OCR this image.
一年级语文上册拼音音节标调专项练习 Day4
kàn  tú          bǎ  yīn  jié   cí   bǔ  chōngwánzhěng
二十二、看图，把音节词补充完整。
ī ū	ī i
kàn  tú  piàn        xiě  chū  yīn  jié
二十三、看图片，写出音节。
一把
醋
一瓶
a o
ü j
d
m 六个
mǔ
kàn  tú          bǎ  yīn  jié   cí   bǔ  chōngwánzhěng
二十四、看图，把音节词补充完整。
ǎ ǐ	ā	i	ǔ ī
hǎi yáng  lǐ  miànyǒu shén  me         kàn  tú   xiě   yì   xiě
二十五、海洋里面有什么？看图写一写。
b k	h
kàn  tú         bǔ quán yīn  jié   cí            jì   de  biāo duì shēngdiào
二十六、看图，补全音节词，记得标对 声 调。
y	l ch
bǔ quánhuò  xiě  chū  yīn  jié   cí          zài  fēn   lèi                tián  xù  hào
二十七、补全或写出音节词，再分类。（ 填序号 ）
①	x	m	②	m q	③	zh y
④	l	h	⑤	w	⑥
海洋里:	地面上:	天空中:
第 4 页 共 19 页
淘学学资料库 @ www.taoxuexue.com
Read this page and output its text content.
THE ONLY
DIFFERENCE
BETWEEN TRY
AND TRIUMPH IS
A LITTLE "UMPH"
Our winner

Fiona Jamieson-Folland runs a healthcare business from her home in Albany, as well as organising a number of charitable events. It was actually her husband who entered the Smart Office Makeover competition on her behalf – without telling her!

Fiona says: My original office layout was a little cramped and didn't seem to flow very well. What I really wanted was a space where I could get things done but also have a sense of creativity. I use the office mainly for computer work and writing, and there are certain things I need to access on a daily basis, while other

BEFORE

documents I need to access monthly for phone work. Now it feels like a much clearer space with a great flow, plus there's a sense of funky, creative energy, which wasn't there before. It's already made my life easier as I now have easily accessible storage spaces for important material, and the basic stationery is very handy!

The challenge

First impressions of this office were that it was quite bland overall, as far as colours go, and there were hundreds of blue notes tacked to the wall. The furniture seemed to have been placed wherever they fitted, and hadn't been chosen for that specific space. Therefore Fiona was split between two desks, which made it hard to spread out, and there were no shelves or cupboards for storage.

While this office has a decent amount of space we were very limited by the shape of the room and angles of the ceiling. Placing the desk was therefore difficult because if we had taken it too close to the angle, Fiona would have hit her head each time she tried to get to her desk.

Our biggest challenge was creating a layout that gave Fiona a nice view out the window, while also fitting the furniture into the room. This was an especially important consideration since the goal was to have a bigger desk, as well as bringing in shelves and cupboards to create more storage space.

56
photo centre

_Short exercise_
Say how many lines above hold the word "challenge", giving only the count.

_Expected output_
2